◆ Aim
Search the listing below for the string "Провести" and show each line that contains it.

◆ Records for this exercise
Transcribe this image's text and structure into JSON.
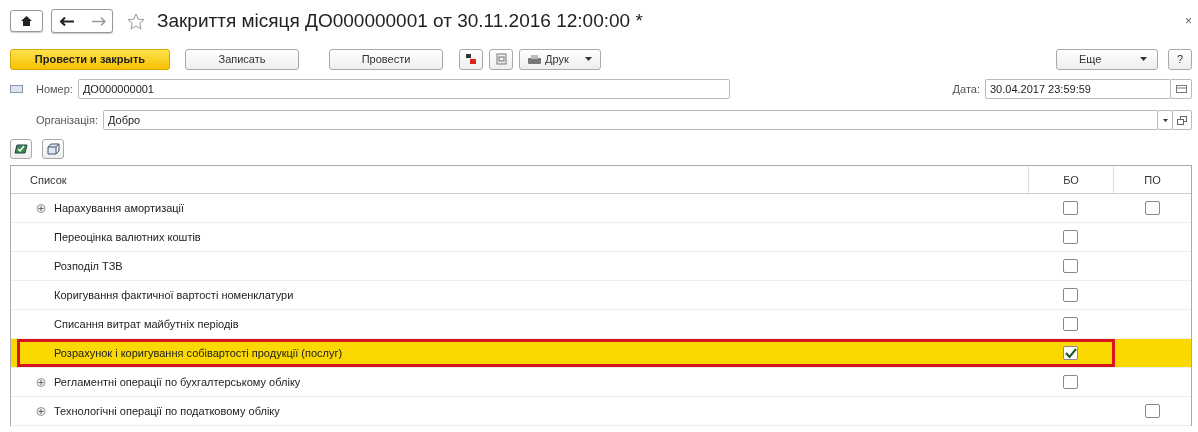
{
  "window": {
    "title": "Закриття місяця ДО000000001 от 30.11.2016 12:00:00 *",
    "close": "×"
  },
  "toolbar": {
    "buttons": [
      {
        "label": "Провести и закрыть",
        "kind": "primary"
      },
      {
        "label": "Записать",
        "kind": "plain"
      },
      {
        "label": "Провести",
        "kind": "plain"
      }
    ],
    "print": "Друк",
    "more": "Еще",
    "help": "?"
  },
  "fields": {
    "number_label": "Номер:",
    "number": "ДО000000001",
    "date_label": "Дата:",
    "date": "30.04.2017 23:59:59",
    "org_label": "Організація:",
    "org": "Добро"
  },
  "table": {
    "columns": [
      "Список",
      "БО",
      "ПО"
    ],
    "rows": [
      {
        "label": "Нарахування амортизації",
        "expandable": true,
        "bo": false,
        "po": false,
        "selected": false,
        "highlighted": false
      },
      {
        "label": "Переоцінка валютних коштів",
        "expandable": false,
        "bo": false,
        "selected": false,
        "highlighted": false
      },
      {
        "label": "Розподіл ТЗВ",
        "expandable": false,
        "bo": false,
        "selected": false,
        "highlighted": false
      },
      {
        "label": "Коригування фактичної вартості номенклатури",
        "expandable": false,
        "bo": false,
        "selected": false,
        "highlighted": false
      },
      {
        "label": "Списання витрат майбутніх періодів",
        "expandable": false,
        "bo": false,
        "selected": false,
        "highlighted": false
      },
      {
        "label": "Розрахунок і коригування собівартості продукції (послуг)",
        "expandable": false,
        "bo": true,
        "selected": true,
        "highlighted": true
      },
      {
        "label": "Регламентні операції по бухгалтерському обліку",
        "expandable": true,
        "bo": false,
        "selected": false,
        "highlighted": false
      },
      {
        "label": "Технологічні операції по податковому обліку",
        "expandable": true,
        "po": false,
        "selected": false,
        "highlighted": false
      }
    ]
  }
}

◆ Answer for this exercise
        "label": "Провести и закрыть",
        "label": "Провести",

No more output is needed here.